§ What is asked
Please repeat all of the lines that follow, exactly as written.

§ Task data
§

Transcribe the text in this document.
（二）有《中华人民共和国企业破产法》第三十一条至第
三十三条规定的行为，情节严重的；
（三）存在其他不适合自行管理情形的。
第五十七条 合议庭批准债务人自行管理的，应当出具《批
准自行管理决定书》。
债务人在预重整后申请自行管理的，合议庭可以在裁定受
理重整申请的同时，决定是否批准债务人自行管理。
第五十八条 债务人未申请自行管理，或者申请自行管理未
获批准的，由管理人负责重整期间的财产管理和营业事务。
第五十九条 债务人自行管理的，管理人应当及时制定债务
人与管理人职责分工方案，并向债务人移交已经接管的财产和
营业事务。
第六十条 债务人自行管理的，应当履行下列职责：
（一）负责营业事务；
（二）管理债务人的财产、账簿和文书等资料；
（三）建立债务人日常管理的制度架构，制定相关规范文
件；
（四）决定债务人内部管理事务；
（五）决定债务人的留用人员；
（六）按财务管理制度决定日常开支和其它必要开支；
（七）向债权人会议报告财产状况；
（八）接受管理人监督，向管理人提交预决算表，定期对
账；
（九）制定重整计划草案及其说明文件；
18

§

§ Problem solution
Transcribe the text in this document.
（二）有《中华人民共和国企业破产法》第三十一条至第
三十三条规定的行为，情节严重的；
（三）存在其他不适合自行管理情形的。
第五十七条 合议庭批准债务人自行管理的，应当出具《批
准自行管理决定书》。
债务人在预重整后申请自行管理的，合议庭可以在裁定受
理重整申请的同时，决定是否批准债务人自行管理。
第五十八条 债务人未申请自行管理，或者申请自行管理未
获批准的，由管理人负责重整期间的财产管理和营业事务。
第五十九条 债务人自行管理的，管理人应当及时制定债务
人与管理人职责分工方案，并向债务人移交已经接管的财产和
营业事务。
第六十条 债务人自行管理的，应当履行下列职责：
（一）负责营业事务；
（二）管理债务人的财产、账簿和文书等资料；
（三）建立债务人日常管理的制度架构，制定相关规范文
件；
（四）决定债务人内部管理事务；
（五）决定债务人的留用人员；
（六）按财务管理制度决定日常开支和其它必要开支；
（七）向债权人会议报告财产状况；
（八）接受管理人监督，向管理人提交预决算表，定期对
账；
（九）制定重整计划草案及其说明文件；
18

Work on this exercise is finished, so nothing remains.